**Extracted data:**
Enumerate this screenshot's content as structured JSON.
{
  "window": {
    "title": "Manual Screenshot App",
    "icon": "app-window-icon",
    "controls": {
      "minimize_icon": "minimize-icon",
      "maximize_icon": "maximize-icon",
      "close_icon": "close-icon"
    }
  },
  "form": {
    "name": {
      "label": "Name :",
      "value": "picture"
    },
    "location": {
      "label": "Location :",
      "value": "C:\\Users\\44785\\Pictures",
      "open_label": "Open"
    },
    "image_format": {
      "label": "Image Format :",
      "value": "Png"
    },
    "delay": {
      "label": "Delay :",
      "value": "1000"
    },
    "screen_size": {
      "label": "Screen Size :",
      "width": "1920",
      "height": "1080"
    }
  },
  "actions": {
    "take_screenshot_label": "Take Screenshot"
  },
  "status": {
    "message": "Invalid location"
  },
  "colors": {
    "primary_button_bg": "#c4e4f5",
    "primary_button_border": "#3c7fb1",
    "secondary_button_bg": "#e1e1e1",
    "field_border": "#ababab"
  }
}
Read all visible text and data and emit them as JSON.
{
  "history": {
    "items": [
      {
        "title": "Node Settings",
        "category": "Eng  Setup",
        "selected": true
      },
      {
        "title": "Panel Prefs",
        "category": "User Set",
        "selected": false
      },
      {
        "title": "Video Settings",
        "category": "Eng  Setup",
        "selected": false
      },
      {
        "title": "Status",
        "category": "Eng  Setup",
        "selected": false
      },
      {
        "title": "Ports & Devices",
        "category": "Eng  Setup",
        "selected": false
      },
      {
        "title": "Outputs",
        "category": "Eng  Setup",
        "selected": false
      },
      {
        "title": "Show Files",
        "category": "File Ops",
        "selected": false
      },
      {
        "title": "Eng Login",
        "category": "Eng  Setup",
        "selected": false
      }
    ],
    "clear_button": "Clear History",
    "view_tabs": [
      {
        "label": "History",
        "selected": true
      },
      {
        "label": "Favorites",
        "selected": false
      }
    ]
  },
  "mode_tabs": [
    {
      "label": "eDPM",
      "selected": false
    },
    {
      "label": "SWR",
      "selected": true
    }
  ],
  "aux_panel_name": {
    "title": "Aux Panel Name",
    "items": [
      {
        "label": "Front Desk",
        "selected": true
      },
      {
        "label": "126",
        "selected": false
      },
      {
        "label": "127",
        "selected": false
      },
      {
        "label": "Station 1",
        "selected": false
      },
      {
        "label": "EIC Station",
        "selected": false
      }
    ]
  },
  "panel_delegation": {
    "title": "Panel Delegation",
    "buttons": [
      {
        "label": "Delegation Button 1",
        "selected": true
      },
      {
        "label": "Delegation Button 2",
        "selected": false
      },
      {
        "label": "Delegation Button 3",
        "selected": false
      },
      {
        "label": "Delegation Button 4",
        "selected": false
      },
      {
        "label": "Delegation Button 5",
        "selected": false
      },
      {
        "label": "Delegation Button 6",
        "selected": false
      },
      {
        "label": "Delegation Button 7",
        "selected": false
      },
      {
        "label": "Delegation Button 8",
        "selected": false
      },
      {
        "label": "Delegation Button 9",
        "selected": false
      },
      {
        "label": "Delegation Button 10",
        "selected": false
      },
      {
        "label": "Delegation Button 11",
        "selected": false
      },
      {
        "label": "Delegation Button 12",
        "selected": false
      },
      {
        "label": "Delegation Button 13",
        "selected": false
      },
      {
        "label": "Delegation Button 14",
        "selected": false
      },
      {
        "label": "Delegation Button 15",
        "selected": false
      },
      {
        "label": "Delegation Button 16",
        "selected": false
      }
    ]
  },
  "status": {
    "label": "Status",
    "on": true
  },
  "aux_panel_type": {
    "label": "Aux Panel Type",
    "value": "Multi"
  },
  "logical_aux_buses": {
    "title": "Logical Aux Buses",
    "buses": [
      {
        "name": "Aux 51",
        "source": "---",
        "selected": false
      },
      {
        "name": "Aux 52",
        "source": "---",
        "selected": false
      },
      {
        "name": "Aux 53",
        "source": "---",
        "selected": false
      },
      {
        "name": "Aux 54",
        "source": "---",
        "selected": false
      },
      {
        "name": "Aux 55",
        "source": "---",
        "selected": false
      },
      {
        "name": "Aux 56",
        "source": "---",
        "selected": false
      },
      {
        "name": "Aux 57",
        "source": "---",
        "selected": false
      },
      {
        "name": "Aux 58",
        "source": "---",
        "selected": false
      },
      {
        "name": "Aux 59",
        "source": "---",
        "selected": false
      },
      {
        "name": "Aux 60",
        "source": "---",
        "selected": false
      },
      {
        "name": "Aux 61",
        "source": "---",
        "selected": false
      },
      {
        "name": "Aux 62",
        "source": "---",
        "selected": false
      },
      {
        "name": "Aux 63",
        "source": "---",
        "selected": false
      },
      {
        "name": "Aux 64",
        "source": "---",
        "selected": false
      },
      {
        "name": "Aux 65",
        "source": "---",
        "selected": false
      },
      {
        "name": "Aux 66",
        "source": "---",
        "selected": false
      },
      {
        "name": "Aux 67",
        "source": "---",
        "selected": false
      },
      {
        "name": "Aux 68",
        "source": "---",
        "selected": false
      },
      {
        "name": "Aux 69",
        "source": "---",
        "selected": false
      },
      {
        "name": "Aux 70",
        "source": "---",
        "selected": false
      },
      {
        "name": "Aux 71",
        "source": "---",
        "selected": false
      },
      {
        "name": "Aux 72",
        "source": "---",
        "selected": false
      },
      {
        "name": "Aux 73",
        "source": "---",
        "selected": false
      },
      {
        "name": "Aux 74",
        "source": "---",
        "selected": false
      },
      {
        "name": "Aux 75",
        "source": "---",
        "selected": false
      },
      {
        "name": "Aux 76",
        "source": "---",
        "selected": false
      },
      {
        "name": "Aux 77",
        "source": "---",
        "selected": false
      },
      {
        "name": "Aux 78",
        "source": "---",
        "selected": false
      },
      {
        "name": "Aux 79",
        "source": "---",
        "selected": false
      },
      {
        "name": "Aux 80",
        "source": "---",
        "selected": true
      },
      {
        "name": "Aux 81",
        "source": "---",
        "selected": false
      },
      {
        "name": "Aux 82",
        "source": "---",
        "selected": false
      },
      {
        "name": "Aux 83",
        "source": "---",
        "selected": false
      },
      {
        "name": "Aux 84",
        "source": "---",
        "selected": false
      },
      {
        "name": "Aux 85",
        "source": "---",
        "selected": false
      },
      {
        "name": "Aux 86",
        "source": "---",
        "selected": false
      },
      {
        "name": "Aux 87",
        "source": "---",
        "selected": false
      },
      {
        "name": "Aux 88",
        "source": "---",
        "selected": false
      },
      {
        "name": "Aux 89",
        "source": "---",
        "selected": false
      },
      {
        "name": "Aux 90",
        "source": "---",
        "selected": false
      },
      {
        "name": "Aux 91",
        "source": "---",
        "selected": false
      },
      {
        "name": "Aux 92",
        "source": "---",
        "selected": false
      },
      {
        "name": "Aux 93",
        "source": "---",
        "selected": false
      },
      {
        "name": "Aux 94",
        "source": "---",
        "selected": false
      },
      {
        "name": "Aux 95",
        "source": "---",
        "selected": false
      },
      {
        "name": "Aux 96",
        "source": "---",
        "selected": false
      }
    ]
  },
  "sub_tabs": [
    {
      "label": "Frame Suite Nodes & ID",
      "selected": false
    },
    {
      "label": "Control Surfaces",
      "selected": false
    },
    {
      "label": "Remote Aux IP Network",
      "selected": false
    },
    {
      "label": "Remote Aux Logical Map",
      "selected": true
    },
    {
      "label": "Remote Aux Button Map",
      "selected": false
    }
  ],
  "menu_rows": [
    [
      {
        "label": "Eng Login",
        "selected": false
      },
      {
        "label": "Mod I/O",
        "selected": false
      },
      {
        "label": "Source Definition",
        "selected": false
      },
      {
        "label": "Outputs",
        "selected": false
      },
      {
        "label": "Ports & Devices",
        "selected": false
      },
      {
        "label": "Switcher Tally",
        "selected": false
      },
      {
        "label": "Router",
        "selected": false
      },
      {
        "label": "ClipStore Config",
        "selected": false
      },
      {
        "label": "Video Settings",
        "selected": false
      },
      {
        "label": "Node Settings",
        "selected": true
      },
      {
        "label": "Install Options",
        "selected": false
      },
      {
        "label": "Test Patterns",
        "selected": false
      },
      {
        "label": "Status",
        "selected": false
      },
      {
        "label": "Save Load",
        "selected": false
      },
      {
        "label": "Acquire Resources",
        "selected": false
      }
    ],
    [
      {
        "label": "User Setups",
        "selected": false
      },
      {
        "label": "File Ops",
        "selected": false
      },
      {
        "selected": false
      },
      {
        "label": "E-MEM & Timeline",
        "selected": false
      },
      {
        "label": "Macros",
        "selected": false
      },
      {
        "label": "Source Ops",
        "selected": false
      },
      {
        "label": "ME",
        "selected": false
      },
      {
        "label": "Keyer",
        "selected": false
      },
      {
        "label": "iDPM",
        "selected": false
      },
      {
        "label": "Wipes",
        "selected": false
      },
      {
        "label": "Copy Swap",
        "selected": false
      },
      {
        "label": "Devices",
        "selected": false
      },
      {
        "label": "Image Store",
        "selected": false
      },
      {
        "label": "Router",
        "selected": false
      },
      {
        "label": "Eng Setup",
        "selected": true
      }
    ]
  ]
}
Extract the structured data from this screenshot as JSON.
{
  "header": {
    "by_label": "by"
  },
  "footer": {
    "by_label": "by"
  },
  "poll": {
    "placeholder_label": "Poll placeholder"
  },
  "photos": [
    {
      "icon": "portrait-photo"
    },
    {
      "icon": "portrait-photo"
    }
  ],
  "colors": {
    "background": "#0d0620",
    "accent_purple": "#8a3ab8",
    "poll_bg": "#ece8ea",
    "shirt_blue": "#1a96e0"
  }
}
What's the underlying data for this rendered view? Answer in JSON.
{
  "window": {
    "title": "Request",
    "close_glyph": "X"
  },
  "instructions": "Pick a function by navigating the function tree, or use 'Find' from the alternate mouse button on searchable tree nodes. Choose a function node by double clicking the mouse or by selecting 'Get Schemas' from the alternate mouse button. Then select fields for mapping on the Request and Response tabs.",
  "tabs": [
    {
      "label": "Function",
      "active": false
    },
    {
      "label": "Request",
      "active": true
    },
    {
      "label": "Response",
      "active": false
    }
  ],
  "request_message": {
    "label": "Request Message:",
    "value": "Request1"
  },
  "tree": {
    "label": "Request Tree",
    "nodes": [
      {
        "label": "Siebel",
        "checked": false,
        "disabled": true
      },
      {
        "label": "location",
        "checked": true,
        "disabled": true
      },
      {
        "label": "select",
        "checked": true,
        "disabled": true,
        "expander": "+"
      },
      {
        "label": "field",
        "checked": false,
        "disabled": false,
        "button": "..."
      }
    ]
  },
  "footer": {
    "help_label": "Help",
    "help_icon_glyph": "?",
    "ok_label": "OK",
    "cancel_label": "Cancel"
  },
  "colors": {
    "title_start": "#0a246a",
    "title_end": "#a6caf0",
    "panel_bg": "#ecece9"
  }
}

**Task directions:** Each line in the entries above that includes the string "Settings" should be extracted.

**Complete output:**
        "title": "Node Settings",
        "title": "Video Settings",
        "label": "Video Settings",
        "label": "Node Settings",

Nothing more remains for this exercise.